Set problem →
Give back the full listing verbatim, apart from its images.

Source material →
►
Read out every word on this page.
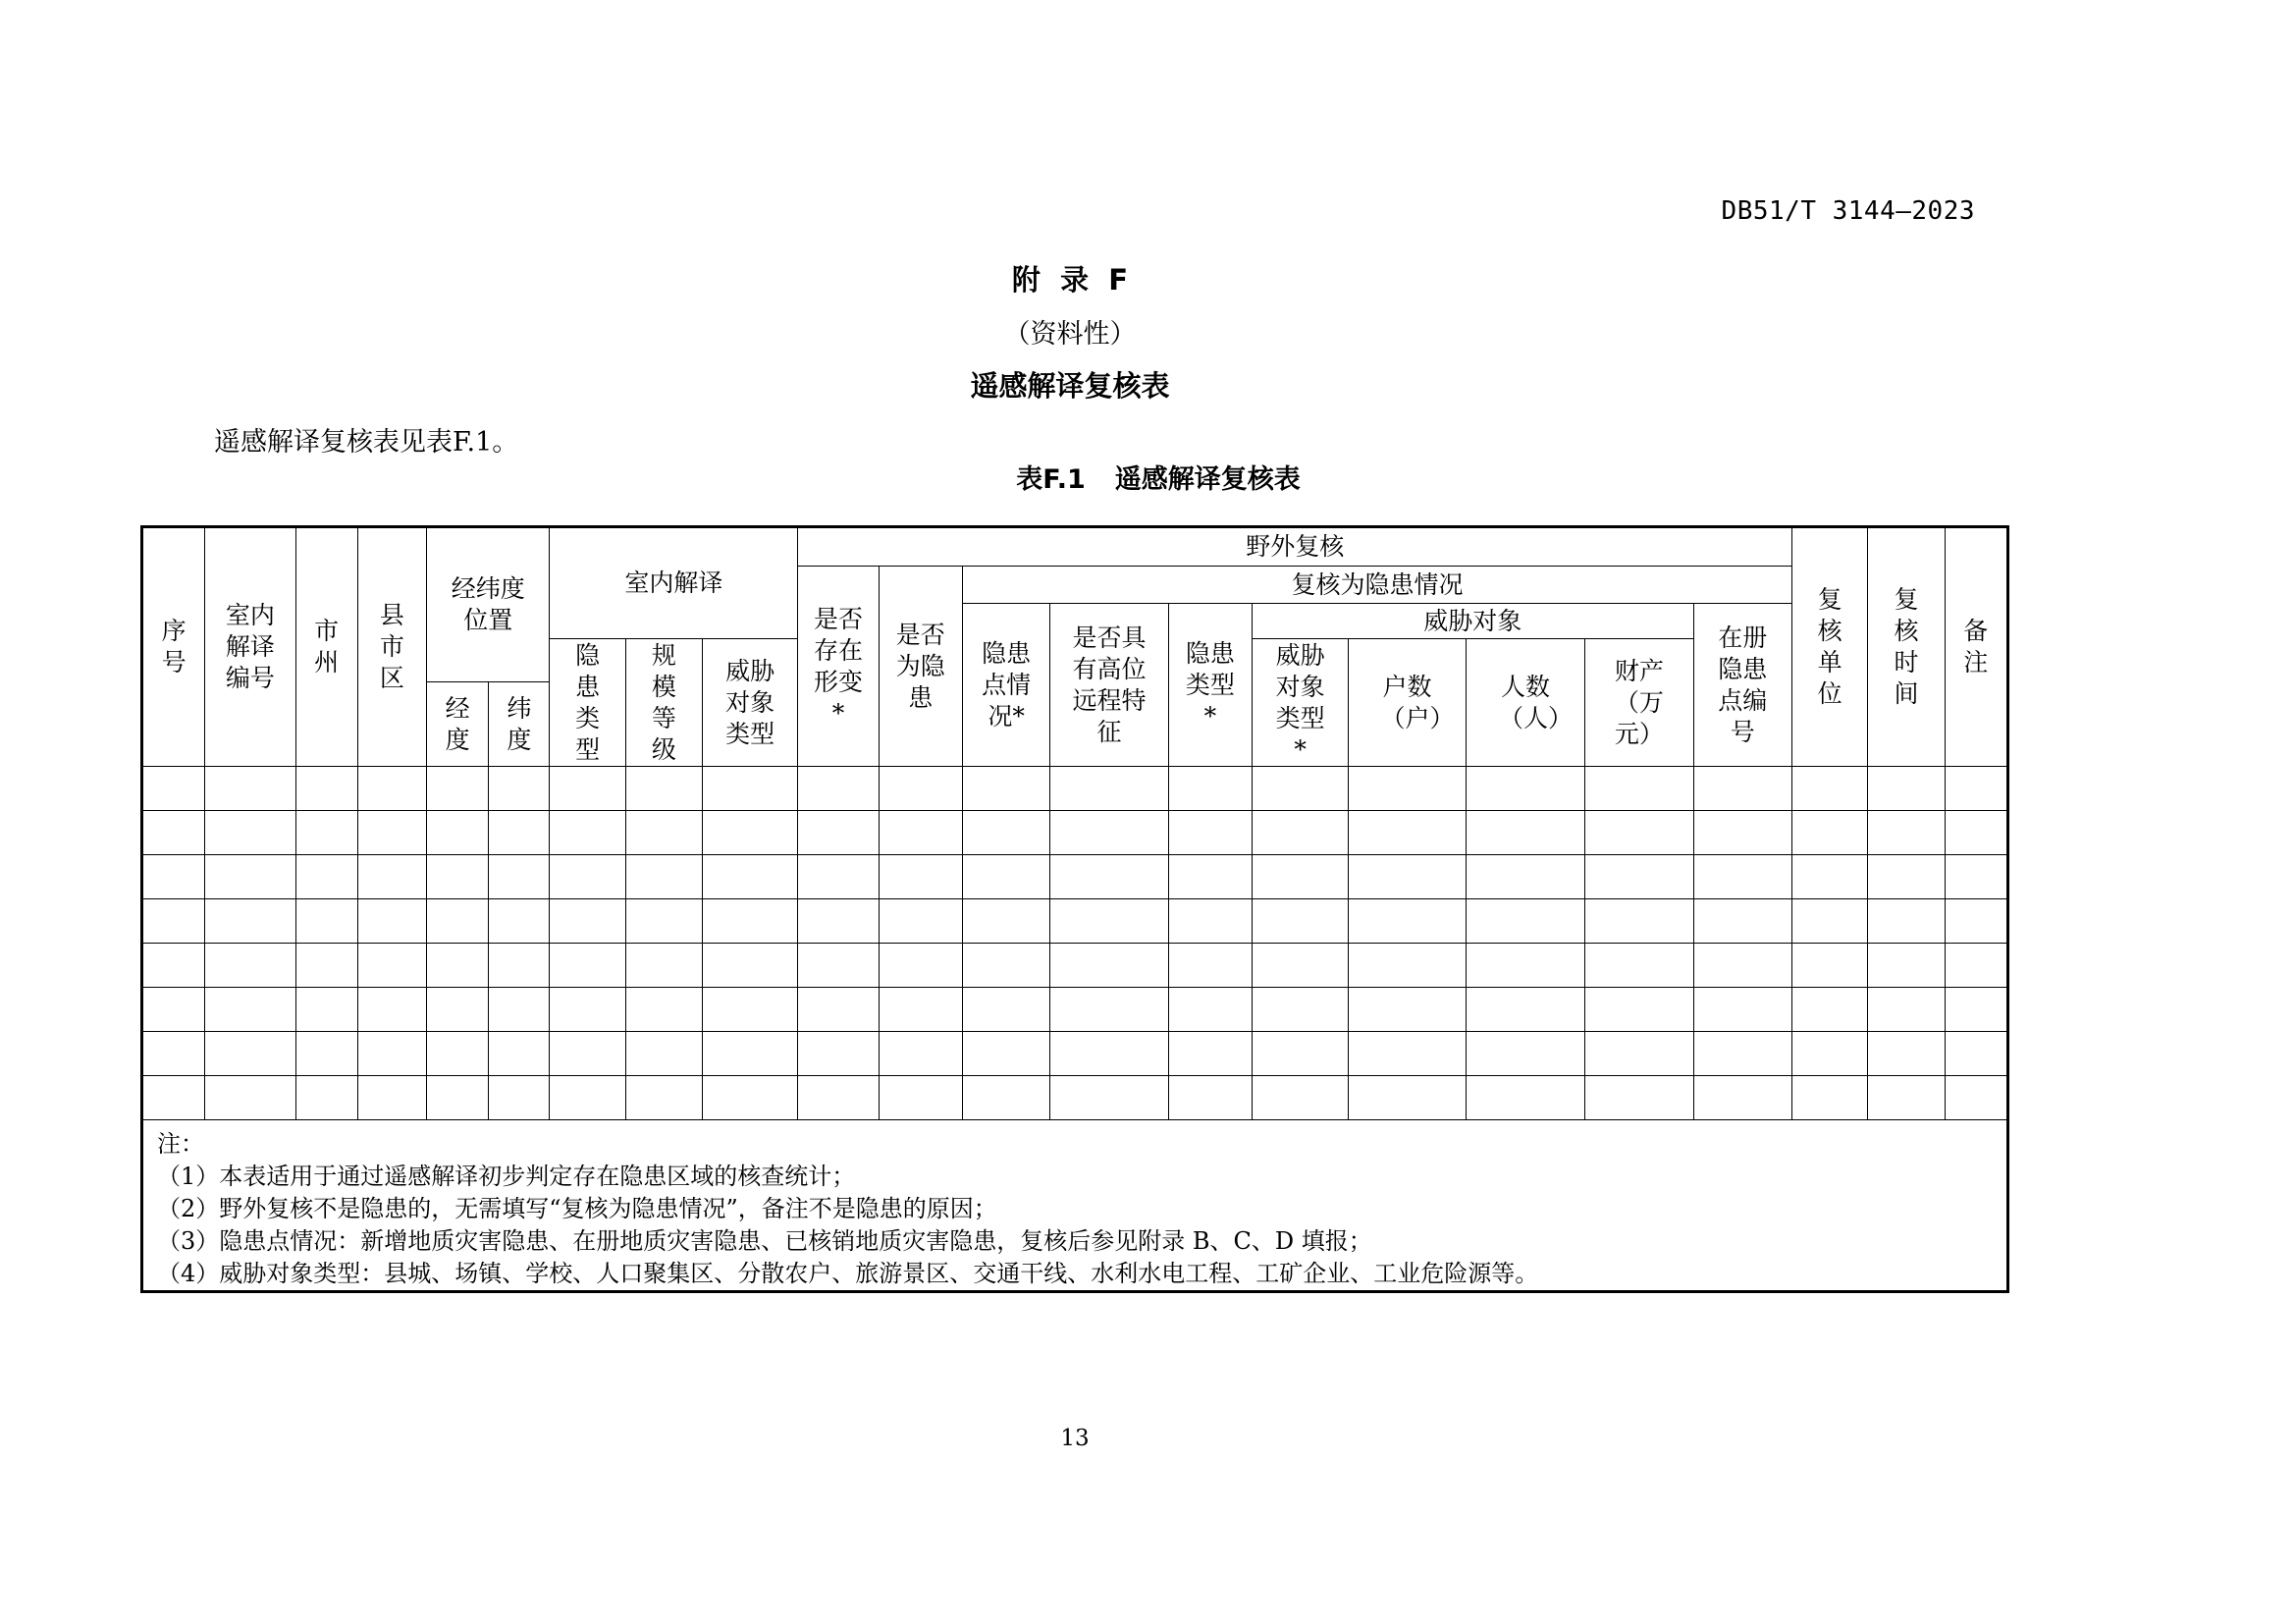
DB51/T 3144—2023
附  录  F
（资料性）
遥感解译复核表
遥感解译复核表见表F.1。
表F.1 遥感解译复核表
序号	室内解译编号	市州	县市区	经纬度位置		室内解译			野外复核										复核单位	复核时间	备注
									是否存在形变*	是否为隐患	复核为隐患情况										
											隐患点情况*	是否具有高位远程特征	隐患类型*	威胁对象				在册隐患点编号			
						隐患类型	规模等级	威胁对象类型						威胁对象类型*	户数（户）	人数（人）	财产（万元）				
				经度	纬度																

注：
（1）本表适用于通过遥感解译初步判定存在隐患区域的核查统计；
（2）野外复核不是隐患的，无需填写“复核为隐患情况”，备注不是隐患的原因；
（3）隐患点情况：新增地质灾害隐患、在册地质灾害隐患、已核销地质灾害隐患，复核后参见附录 B、C、D 填报；
（4）威胁对象类型：县城、场镇、学校、人口聚集区、分散农户、旅游景区、交通干线、水利水电工程、工矿企业、工业危险源等。																					
13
◄
Solution to this exercise →
Read out every word on this page.
DB51/T 3144—2023
附  录  F
（资料性）
遥感解译复核表
遥感解译复核表见表F.1。
表F.1 遥感解译复核表
序号	室内解译编号	市州	县市区	经纬度位置		室内解译			野外复核										复核单位	复核时间	备注
									是否存在形变*	是否为隐患	复核为隐患情况										
											隐患点情况*	是否具有高位远程特征	隐患类型*	威胁对象				在册隐患点编号			
						隐患类型	规模等级	威胁对象类型						威胁对象类型*	户数（户）	人数（人）	财产（万元）				
				经度	纬度																

注：
（1）本表适用于通过遥感解译初步判定存在隐患区域的核查统计；
（2）野外复核不是隐患的，无需填写“复核为隐患情况”，备注不是隐患的原因；
（3）隐患点情况：新增地质灾害隐患、在册地质灾害隐患、已核销地质灾害隐患，复核后参见附录 B、C、D 填报；
（4）威胁对象类型：县城、场镇、学校、人口聚集区、分散农户、旅游景区、交通干线、水利水电工程、工矿企业、工业危险源等。																					
13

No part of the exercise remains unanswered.